- [Provided passage]
start

The grid is changing faster than most utilities can measure. Rooftop solar, batteries, managed EV charging, heat-pumps, distributed energy resources (DERs) of every kind are multiplying behind the meter, while electrification is rewriting demand patterns in real time.
And adoption continues to accelerate; NREL modeling suggests electrification alone could increase U.S. electricity demand by 30–40 percent by 2050.1
For utilities, this growth creates a new planning challenge. DERs are increasingly shaping distribution system demand, yet many utilities still struggle to quantify their actual system impact.
The technologies are visible. Their performance on the grid often is not.
DER Performance Often Appears as a Black Box
Here’s the paradox: most utilities aren’t short on DER data.
Solar production data arrives through interconnection processes or vendor portals. Managed EV charging platforms track charging activity and participation in programs. Battery aggregators report dispatch events. But most of these systems measure device activity, not grid outcomes.
The challenge is that DERs operate continuously. Unlike demand response (DR) events that occur at specific moments, DER impact unfolds across the day. Solar shifts load midday. Electric vehicles often increase demand in the evening. Batteries respond to price signals or grid needs depending on program design.
What matters is the combined impact.
Many utilities already operate DER management systems (DERMS) or vendor platforms that coordinate individual devices. These tools are essential for dispatch and control, but they typically report device-level activity rather than the net effect on system load. Without a consistent way to observe what actually happens at the meter, it remains difficult to understand how multiple technologies interact or exactly how much demand is reduced on the grid.
The complexity grows when multiple technologies and programs interact. A single home might have rooftop solar, an electric vehicle, and a battery enrolled in a managed charging or demand response program.
Each technology is often evaluated separately:
- Solar output may be tracked through interconnection data.
- Managed charging programs are monitored through 3rd party platforms.
- Energy efficiency programs follow an entirely different framework.
When data is scattered across programs, technologies, and vendor platforms, utilities often struggle to answer basic questions, like how much peak load did these DERs actually reduce? Where did those reductions occur? Did electrification increase peak demand before mitigation programs offset it?
Without a consistent view at the service point, DER performance is often difficult for program and planning teams to interpret or act on.

end

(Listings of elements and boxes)
start

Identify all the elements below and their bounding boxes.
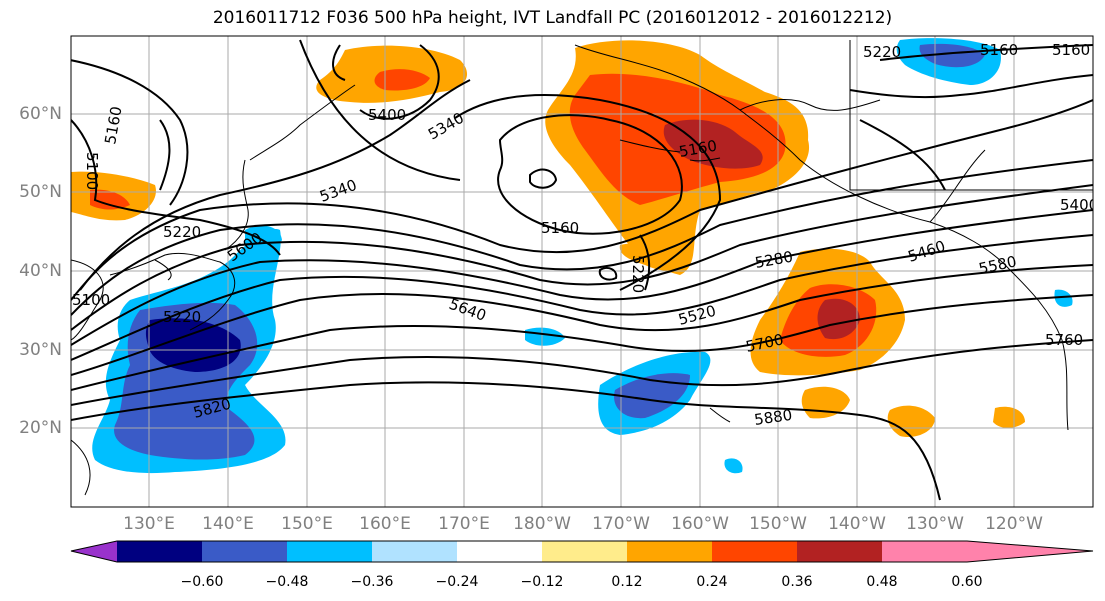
ivt-negative-shading	[92, 38, 1073, 474]
colorbar-segment	[202, 541, 287, 562]
colorbar-tick: 0.60	[951, 574, 983, 590]
lon-label: 150°E	[281, 514, 333, 534]
graticule	[71, 36, 1093, 507]
colorbar-segment	[542, 541, 627, 562]
colorbar	[70, 540, 1094, 563]
contour-label: 5400	[368, 106, 406, 124]
contour-label: 5220	[163, 308, 201, 326]
colorbar-tick: −0.48	[265, 574, 309, 590]
colorbar-extend-low	[71, 541, 117, 562]
lon-label: 160°E	[359, 514, 411, 534]
colorbar-segment	[882, 541, 967, 562]
lat-label: 60°N	[19, 104, 62, 124]
lon-label: 130°W	[906, 514, 964, 534]
colorbar-tick: 0.24	[696, 574, 728, 590]
contour-label: 5220	[863, 43, 901, 61]
lon-label: 140°W	[828, 514, 886, 534]
contour-label: 5400	[1060, 196, 1098, 214]
contour-label: 5160	[541, 219, 579, 237]
colorbar-tick: −0.24	[435, 574, 479, 590]
map-title: 2016011712 F036 500 hPa height, IVT Land…	[212, 8, 893, 28]
colorbar-tick: 0.36	[781, 574, 813, 590]
colorbar-tick: 0.12	[611, 574, 643, 590]
colorbar-segment	[627, 541, 712, 562]
colorbar-segment	[797, 541, 882, 562]
colorbar-tick: −0.60	[180, 574, 224, 590]
lon-label: 160°W	[671, 514, 729, 534]
colorbar-segment	[287, 541, 372, 562]
contour-label: 5880	[753, 406, 793, 429]
contour-label: 5160	[1052, 41, 1090, 59]
colorbar-segment	[712, 541, 797, 562]
lon-label: 170°E	[438, 514, 490, 534]
ivt-positive-shading	[71, 40, 1025, 438]
lon-label: 150°W	[749, 514, 807, 534]
contour-label: 5760	[1045, 331, 1083, 349]
contour-label: 5220	[629, 255, 647, 293]
height-contours	[71, 39, 1093, 501]
coastlines	[71, 40, 1093, 496]
lat-label: 30°N	[19, 340, 62, 360]
map-frame	[70, 35, 1094, 508]
lon-label: 140°E	[202, 514, 254, 534]
contour-label: 5100	[72, 291, 110, 309]
colorbar-extend-high	[967, 541, 1093, 562]
lon-label: 130°E	[123, 514, 175, 534]
contour-label: 5160	[980, 41, 1018, 59]
lat-label: 20°N	[19, 418, 62, 438]
colorbar-segment	[457, 541, 542, 562]
lat-label: 40°N	[19, 261, 62, 281]
lat-label: 50°N	[19, 182, 62, 202]
colorbar-tick: −0.36	[350, 574, 394, 590]
contour-label: 5100	[83, 152, 101, 190]
colorbar-segment	[117, 541, 202, 562]
colorbar-tick: 0.48	[866, 574, 898, 590]
contour-label: 5220	[163, 223, 201, 241]
colorbar-segment	[372, 541, 457, 562]
lon-label: 120°W	[985, 514, 1043, 534]
lon-label: 170°W	[592, 514, 650, 534]
colorbar-tick: −0.12	[520, 574, 564, 590]
lon-label: 180°W	[513, 514, 571, 534]
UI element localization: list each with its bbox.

end

- [Challenges]
1/ Answer each question from the passage on distributed energy resources.
(a) By how much could electrification alone increase U.S. electricity demand by 2050, according to NREL modeling?
(b) What do most of the systems reporting DER data measure instead of grid outcomes?
(c) Through what are managed charging programs monitored?
2/ Continue the passage on distributed energy resources from the point where it ends.

- [Task responses]
1/
(a) By 30–40 percent.
(b) Device activity.
(c) Through 3rd party platforms.

2/
The Consequences
When DER performance cannot be easily measured, planning teams rely on modeled assumptions rather than measured outcomes. Electrification impacts and mitigation programs may be evaluated independently even though they interact at the same location. Solar generation, managed charging, and other programs may each be modeled using different assumptions, making the combined impact difficult to interpret.
Research from Lawrence Berkeley National Laboratory has shown that differences between projected and realized demand-side savings can introduce uncertainty in utility planning models and resource forecasts.2 When planners cannot clearly observe how distributed resources affect system load, they often respond by applying conservative assumptions to protect reliability.
The result is a double loss: utilities build infrastructure they might not have needed, and DERs get sidelined in planning even where they could have deferred those upgrades, leaving real grid value on the table.
What It Takes to Fix DER Visibility
The good news? Improving DER visibility does not require any new technologies. It simply requires measuring what is already happening on the grid in a standardized way.
The same principles discussed in the previous post on demand response also apply here:
1. Measure DER impact at the meter.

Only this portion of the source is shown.